▶ **Stated problem**
Extract each line of the material that follows exactly and omit its pictures.

Collection entries
----------------------------------------

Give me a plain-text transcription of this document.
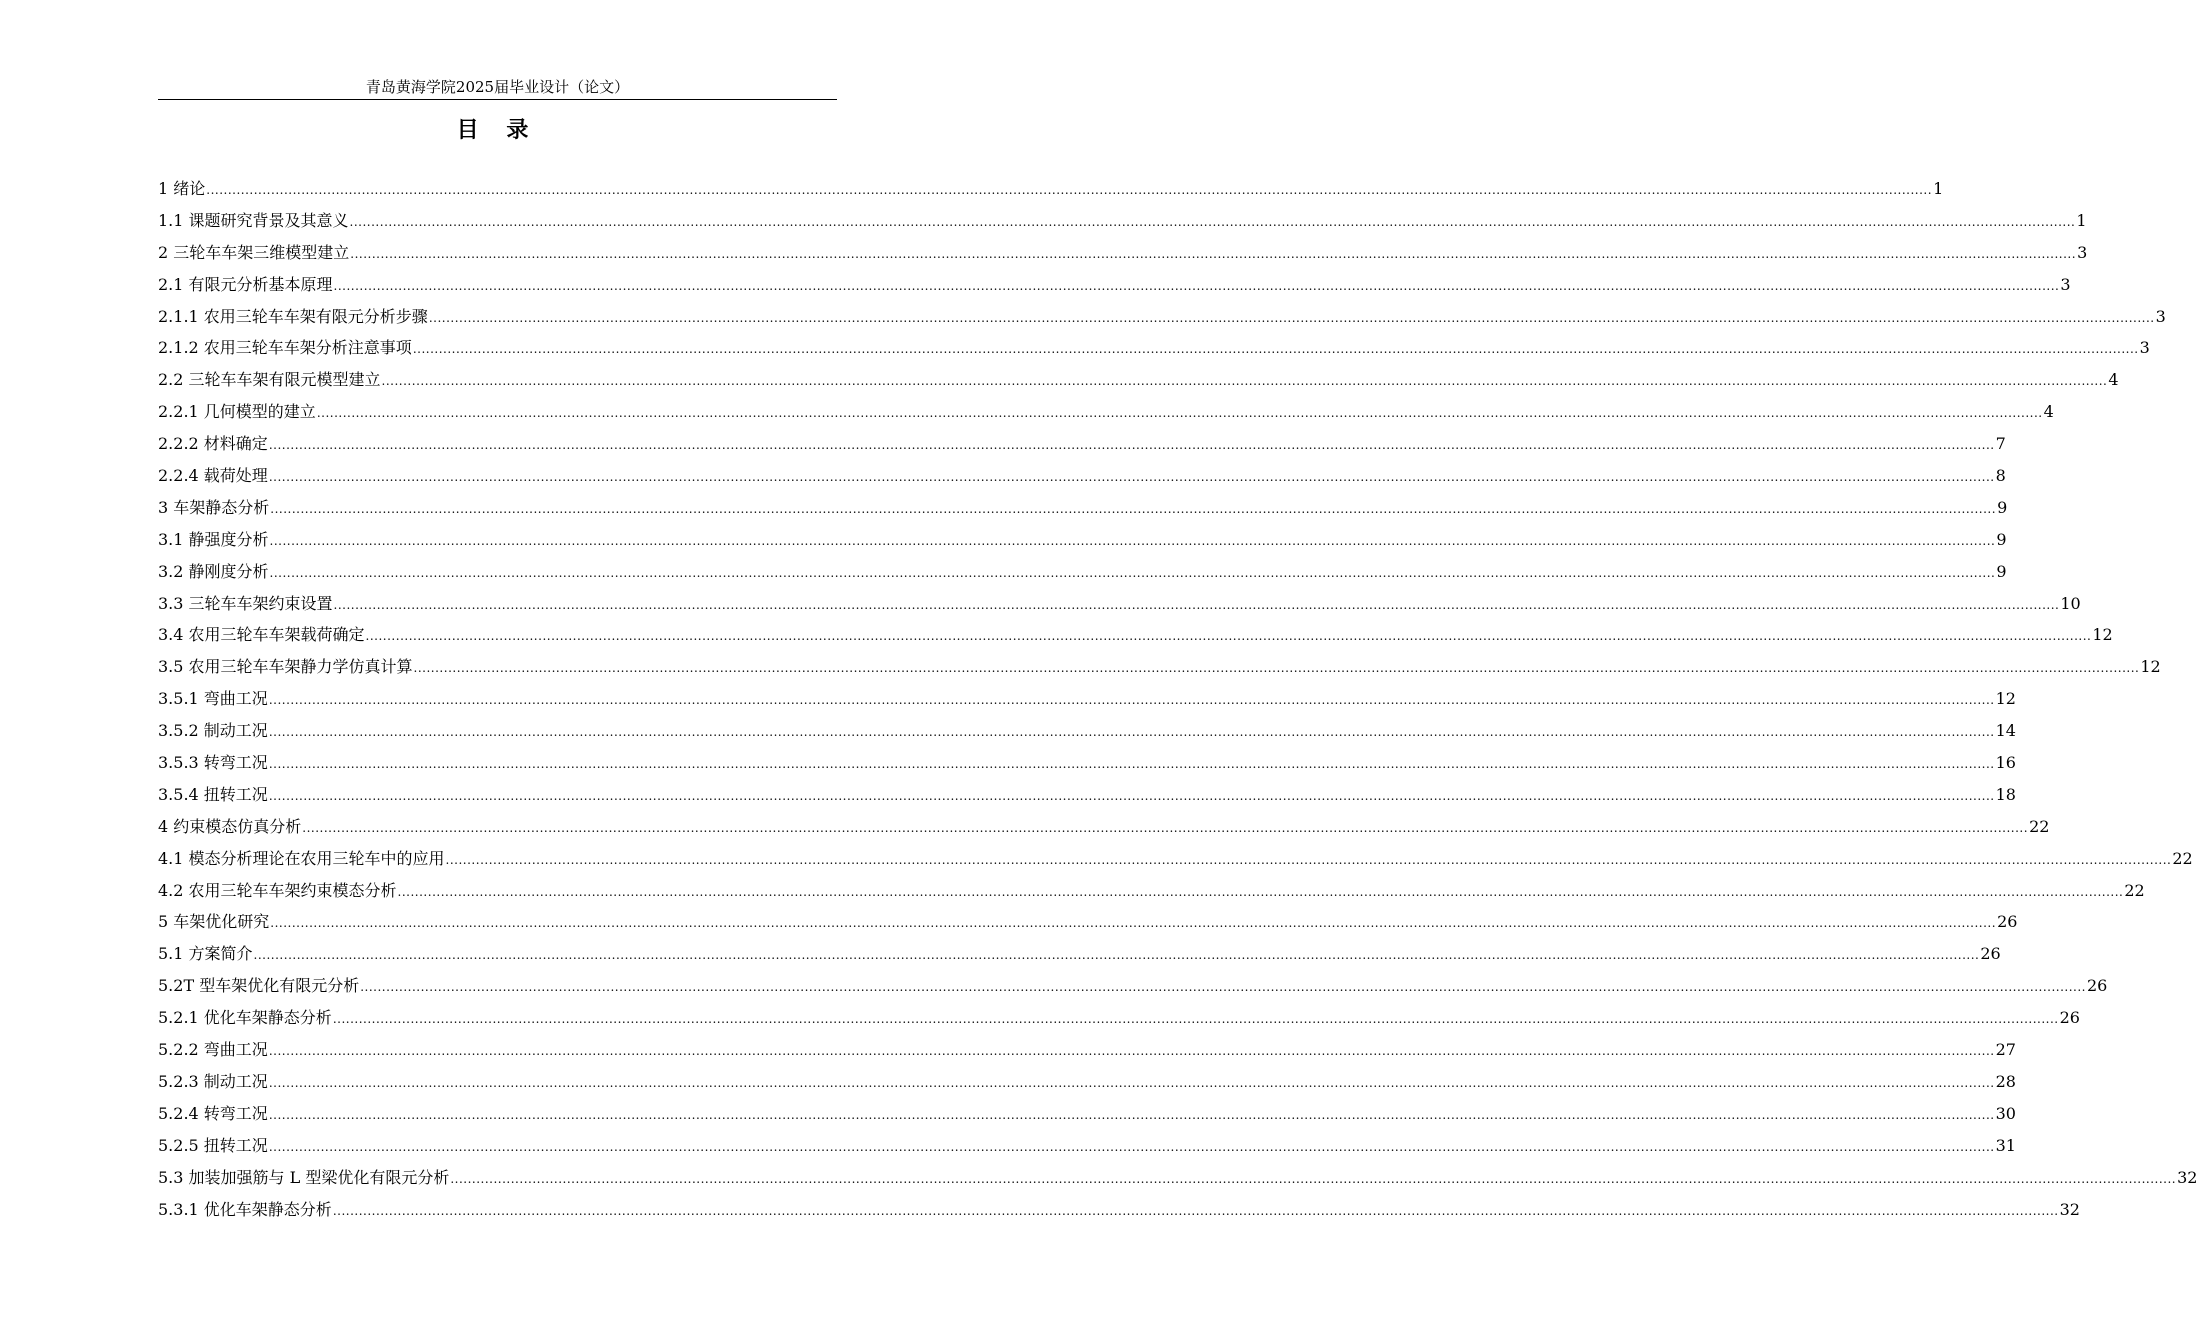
青岛黄海学院2025届毕业设计（论文）
目 录
1 绪论 ................................................................................................................................................................................................................................................................................................................................................................................................................ 1
1.1 课题研究背景及其意义 ................................................................................................................................................................................................................................................................................................................................................................................................................ 1
2 三轮车车架三维模型建立 ................................................................................................................................................................................................................................................................................................................................................................................................................ 3
2.1 有限元分析基本原理 ................................................................................................................................................................................................................................................................................................................................................................................................................ 3
2.1.1 农用三轮车车架有限元分析步骤 ................................................................................................................................................................................................................................................................................................................................................................................................................ 3
2.1.2 农用三轮车车架分析注意事项 ................................................................................................................................................................................................................................................................................................................................................................................................................ 3
2.2 三轮车车架有限元模型建立 ................................................................................................................................................................................................................................................................................................................................................................................................................ 4
2.2.1 几何模型的建立 ................................................................................................................................................................................................................................................................................................................................................................................................................ 4
2.2.2 材料确定 ................................................................................................................................................................................................................................................................................................................................................................................................................ 7
2.2.4 载荷处理 ................................................................................................................................................................................................................................................................................................................................................................................................................ 8
3 车架静态分析 ................................................................................................................................................................................................................................................................................................................................................................................................................ 9
3.1 静强度分析 ................................................................................................................................................................................................................................................................................................................................................................................................................ 9
3.2 静刚度分析 ................................................................................................................................................................................................................................................................................................................................................................................................................ 9
3.3 三轮车车架约束设置 ................................................................................................................................................................................................................................................................................................................................................................................................................ 10
3.4 农用三轮车车架载荷确定 ................................................................................................................................................................................................................................................................................................................................................................................................................ 12
3.5 农用三轮车车架静力学仿真计算 ................................................................................................................................................................................................................................................................................................................................................................................................................ 12
3.5.1 弯曲工况 ................................................................................................................................................................................................................................................................................................................................................................................................................ 12
3.5.2 制动工况 ................................................................................................................................................................................................................................................................................................................................................................................................................ 14
3.5.3 转弯工况 ................................................................................................................................................................................................................................................................................................................................................................................................................ 16
3.5.4 扭转工况 ................................................................................................................................................................................................................................................................................................................................................................................................................ 18
4 约束模态仿真分析 ................................................................................................................................................................................................................................................................................................................................................................................................................ 22
4.1 模态分析理论在农用三轮车中的应用 ................................................................................................................................................................................................................................................................................................................................................................................................................ 22
4.2 农用三轮车车架约束模态分析 ................................................................................................................................................................................................................................................................................................................................................................................................................ 22
5 车架优化研究 ................................................................................................................................................................................................................................................................................................................................................................................................................ 26
5.1 方案简介 ................................................................................................................................................................................................................................................................................................................................................................................................................ 26
5.2T 型车架优化有限元分析 ................................................................................................................................................................................................................................................................................................................................................................................................................ 26
5.2.1 优化车架静态分析 ................................................................................................................................................................................................................................................................................................................................................................................................................ 26
5.2.2 弯曲工况 ................................................................................................................................................................................................................................................................................................................................................................................................................ 27
5.2.3 制动工况 ................................................................................................................................................................................................................................................................................................................................................................................................................ 28
5.2.4 转弯工况 ................................................................................................................................................................................................................................................................................................................................................................................................................ 30
5.2.5 扭转工况 ................................................................................................................................................................................................................................................................................................................................................................................................................ 31
5.3 加装加强筋与 L 型梁优化有限元分析 ................................................................................................................................................................................................................................................................................................................................................................................................................ 32
5.3.1 优化车架静态分析 ................................................................................................................................................................................................................................................................................................................................................................................................................ 32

----------------------------------------

▶ **Final result**
Give me a plain-text transcription of this document.
青岛黄海学院2025届毕业设计（论文）
目 录
1 绪论 ................................................................................................................................................................................................................................................................................................................................................................................................................ 1
1.1 课题研究背景及其意义 ................................................................................................................................................................................................................................................................................................................................................................................................................ 1
2 三轮车车架三维模型建立 ................................................................................................................................................................................................................................................................................................................................................................................................................ 3
2.1 有限元分析基本原理 ................................................................................................................................................................................................................................................................................................................................................................................................................ 3
2.1.1 农用三轮车车架有限元分析步骤 ................................................................................................................................................................................................................................................................................................................................................................................................................ 3
2.1.2 农用三轮车车架分析注意事项 ................................................................................................................................................................................................................................................................................................................................................................................................................ 3
2.2 三轮车车架有限元模型建立 ................................................................................................................................................................................................................................................................................................................................................................................................................ 4
2.2.1 几何模型的建立 ................................................................................................................................................................................................................................................................................................................................................................................................................ 4
2.2.2 材料确定 ................................................................................................................................................................................................................................................................................................................................................................................................................ 7
2.2.4 载荷处理 ................................................................................................................................................................................................................................................................................................................................................................................................................ 8
3 车架静态分析 ................................................................................................................................................................................................................................................................................................................................................................................................................ 9
3.1 静强度分析 ................................................................................................................................................................................................................................................................................................................................................................................................................ 9
3.2 静刚度分析 ................................................................................................................................................................................................................................................................................................................................................................................................................ 9
3.3 三轮车车架约束设置 ................................................................................................................................................................................................................................................................................................................................................................................................................ 10
3.4 农用三轮车车架载荷确定 ................................................................................................................................................................................................................................................................................................................................................................................................................ 12
3.5 农用三轮车车架静力学仿真计算 ................................................................................................................................................................................................................................................................................................................................................................................................................ 12
3.5.1 弯曲工况 ................................................................................................................................................................................................................................................................................................................................................................................................................ 12
3.5.2 制动工况 ................................................................................................................................................................................................................................................................................................................................................................................................................ 14
3.5.3 转弯工况 ................................................................................................................................................................................................................................................................................................................................................................................................................ 16
3.5.4 扭转工况 ................................................................................................................................................................................................................................................................................................................................................................................................................ 18
4 约束模态仿真分析 ................................................................................................................................................................................................................................................................................................................................................................................................................ 22
4.1 模态分析理论在农用三轮车中的应用 ................................................................................................................................................................................................................................................................................................................................................................................................................ 22
4.2 农用三轮车车架约束模态分析 ................................................................................................................................................................................................................................................................................................................................................................................................................ 22
5 车架优化研究 ................................................................................................................................................................................................................................................................................................................................................................................................................ 26
5.1 方案简介 ................................................................................................................................................................................................................................................................................................................................................................................................................ 26
5.2T 型车架优化有限元分析 ................................................................................................................................................................................................................................................................................................................................................................................................................ 26
5.2.1 优化车架静态分析 ................................................................................................................................................................................................................................................................................................................................................................................................................ 26
5.2.2 弯曲工况 ................................................................................................................................................................................................................................................................................................................................................................................................................ 27
5.2.3 制动工况 ................................................................................................................................................................................................................................................................................................................................................................................................................ 28
5.2.4 转弯工况 ................................................................................................................................................................................................................................................................................................................................................................................................................ 30
5.2.5 扭转工况 ................................................................................................................................................................................................................................................................................................................................................................................................................ 31
5.3 加装加强筋与 L 型梁优化有限元分析 ................................................................................................................................................................................................................................................................................................................................................................................................................ 32
5.3.1 优化车架静态分析 ................................................................................................................................................................................................................................................................................................................................................................................................................ 32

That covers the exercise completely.